• YOUR INSTRUCTIONS:
Leaving out the pictures, transcribe all of the records faithfully.
>>>>>
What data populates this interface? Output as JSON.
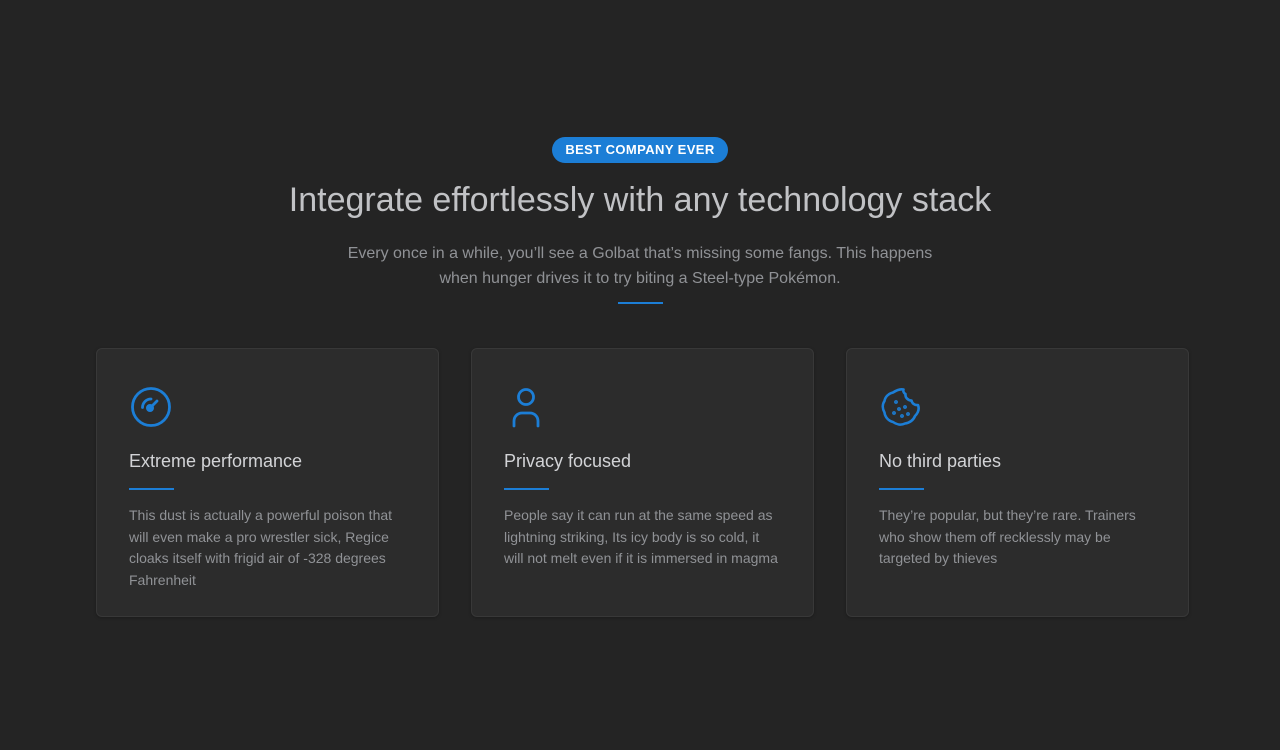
{
  "hero": {
    "badge": "BEST COMPANY EVER",
    "title": "Integrate effortlessly with any technology stack",
    "subtitle": "Every once in a while, you’ll see a Golbat that’s missing some fangs. This happens when hunger drives it to try biting a Steel-type Pokémon."
  },
  "colors": {
    "accent": "#1c7ed6",
    "background": "#242424",
    "card": "#2c2c2c"
  },
  "features": [
    {
      "icon": "gauge-icon",
      "title": "Extreme performance",
      "description": "This dust is actually a powerful poison that will even make a pro wrestler sick, Regice cloaks itself with frigid air of -328 degrees Fahrenheit"
    },
    {
      "icon": "user-icon",
      "title": "Privacy focused",
      "description": "People say it can run at the same speed as lightning striking, Its icy body is so cold, it will not melt even if it is immersed in magma"
    },
    {
      "icon": "cookie-icon",
      "title": "No third parties",
      "description": "They’re popular, but they’re rare. Trainers who show them off recklessly may be targeted by thieves"
    }
  ]
}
<<<<<
• RESULT OF THE TASK:
What data populates this interface? Output as JSON.
{
  "hero": {
    "badge": "BEST COMPANY EVER",
    "title": "Integrate effortlessly with any technology stack",
    "subtitle": "Every once in a while, you’ll see a Golbat that’s missing some fangs. This happens when hunger drives it to try biting a Steel-type Pokémon."
  },
  "colors": {
    "accent": "#1c7ed6",
    "background": "#242424",
    "card": "#2c2c2c"
  },
  "features": [
    {
      "icon": "gauge-icon",
      "title": "Extreme performance",
      "description": "This dust is actually a powerful poison that will even make a pro wrestler sick, Regice cloaks itself with frigid air of -328 degrees Fahrenheit"
    },
    {
      "icon": "user-icon",
      "title": "Privacy focused",
      "description": "People say it can run at the same speed as lightning striking, Its icy body is so cold, it will not melt even if it is immersed in magma"
    },
    {
      "icon": "cookie-icon",
      "title": "No third parties",
      "description": "They’re popular, but they’re rare. Trainers who show them off recklessly may be targeted by thieves"
    }
  ]
}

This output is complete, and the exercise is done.